Set exercise
Below is a listing; reproduce each line of it exactly.

Given entries

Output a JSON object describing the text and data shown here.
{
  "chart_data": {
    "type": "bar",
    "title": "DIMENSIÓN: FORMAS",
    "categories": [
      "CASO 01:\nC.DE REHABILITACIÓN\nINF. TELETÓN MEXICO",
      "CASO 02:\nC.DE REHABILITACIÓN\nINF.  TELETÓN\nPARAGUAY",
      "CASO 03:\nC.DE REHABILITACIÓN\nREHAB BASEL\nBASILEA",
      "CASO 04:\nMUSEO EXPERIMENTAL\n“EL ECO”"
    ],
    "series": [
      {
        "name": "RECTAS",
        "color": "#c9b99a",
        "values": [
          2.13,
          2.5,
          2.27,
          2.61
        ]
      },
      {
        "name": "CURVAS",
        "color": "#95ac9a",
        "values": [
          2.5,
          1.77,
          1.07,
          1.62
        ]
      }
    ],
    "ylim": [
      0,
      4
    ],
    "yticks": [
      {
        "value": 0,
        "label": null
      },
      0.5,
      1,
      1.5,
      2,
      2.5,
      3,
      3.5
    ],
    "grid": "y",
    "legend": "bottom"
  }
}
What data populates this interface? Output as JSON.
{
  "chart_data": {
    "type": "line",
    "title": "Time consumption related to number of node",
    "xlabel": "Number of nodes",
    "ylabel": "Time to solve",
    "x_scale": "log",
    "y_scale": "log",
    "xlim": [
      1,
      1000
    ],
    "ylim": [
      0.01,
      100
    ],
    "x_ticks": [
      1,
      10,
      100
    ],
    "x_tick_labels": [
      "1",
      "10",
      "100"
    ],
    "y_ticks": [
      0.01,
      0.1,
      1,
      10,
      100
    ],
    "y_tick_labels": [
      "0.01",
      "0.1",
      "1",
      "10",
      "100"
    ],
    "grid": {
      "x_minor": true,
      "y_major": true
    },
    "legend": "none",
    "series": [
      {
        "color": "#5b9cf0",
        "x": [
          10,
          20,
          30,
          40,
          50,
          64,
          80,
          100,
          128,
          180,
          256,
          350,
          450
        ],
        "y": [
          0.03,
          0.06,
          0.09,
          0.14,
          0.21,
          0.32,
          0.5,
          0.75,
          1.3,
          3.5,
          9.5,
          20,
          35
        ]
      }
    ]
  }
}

Task result
Output a JSON object describing the text and data shown here.
{
  "chart_data": {
    "type": "bar",
    "title": "DIMENSIÓN: FORMAS",
    "categories": [
      "CASO 01:\nC.DE REHABILITACIÓN\nINF. TELETÓN MEXICO",
      "CASO 02:\nC.DE REHABILITACIÓN\nINF.  TELETÓN\nPARAGUAY",
      "CASO 03:\nC.DE REHABILITACIÓN\nREHAB BASEL\nBASILEA",
      "CASO 04:\nMUSEO EXPERIMENTAL\n“EL ECO”"
    ],
    "series": [
      {
        "name": "RECTAS",
        "color": "#c9b99a",
        "values": [
          2.13,
          2.5,
          2.27,
          2.61
        ]
      },
      {
        "name": "CURVAS",
        "color": "#95ac9a",
        "values": [
          2.5,
          1.77,
          1.07,
          1.62
        ]
      }
    ],
    "ylim": [
      0,
      4
    ],
    "yticks": [
      {
        "value": 0,
        "label": null
      },
      0.5,
      1,
      1.5,
      2,
      2.5,
      3,
      3.5
    ],
    "grid": "y",
    "legend": "bottom"
  }
}
What data populates this interface? Output as JSON.
{
  "chart_data": {
    "type": "line",
    "title": "Time consumption related to number of node",
    "xlabel": "Number of nodes",
    "ylabel": "Time to solve",
    "x_scale": "log",
    "y_scale": "log",
    "xlim": [
      1,
      1000
    ],
    "ylim": [
      0.01,
      100
    ],
    "x_ticks": [
      1,
      10,
      100
    ],
    "x_tick_labels": [
      "1",
      "10",
      "100"
    ],
    "y_ticks": [
      0.01,
      0.1,
      1,
      10,
      100
    ],
    "y_tick_labels": [
      "0.01",
      "0.1",
      "1",
      "10",
      "100"
    ],
    "grid": {
      "x_minor": true,
      "y_major": true
    },
    "legend": "none",
    "series": [
      {
        "color": "#5b9cf0",
        "x": [
          10,
          20,
          30,
          40,
          50,
          64,
          80,
          100,
          128,
          180,
          256,
          350,
          450
        ],
        "y": [
          0.03,
          0.06,
          0.09,
          0.14,
          0.21,
          0.32,
          0.5,
          0.75,
          1.3,
          3.5,
          9.5,
          20,
          35
        ]
      }
    ]
  }
}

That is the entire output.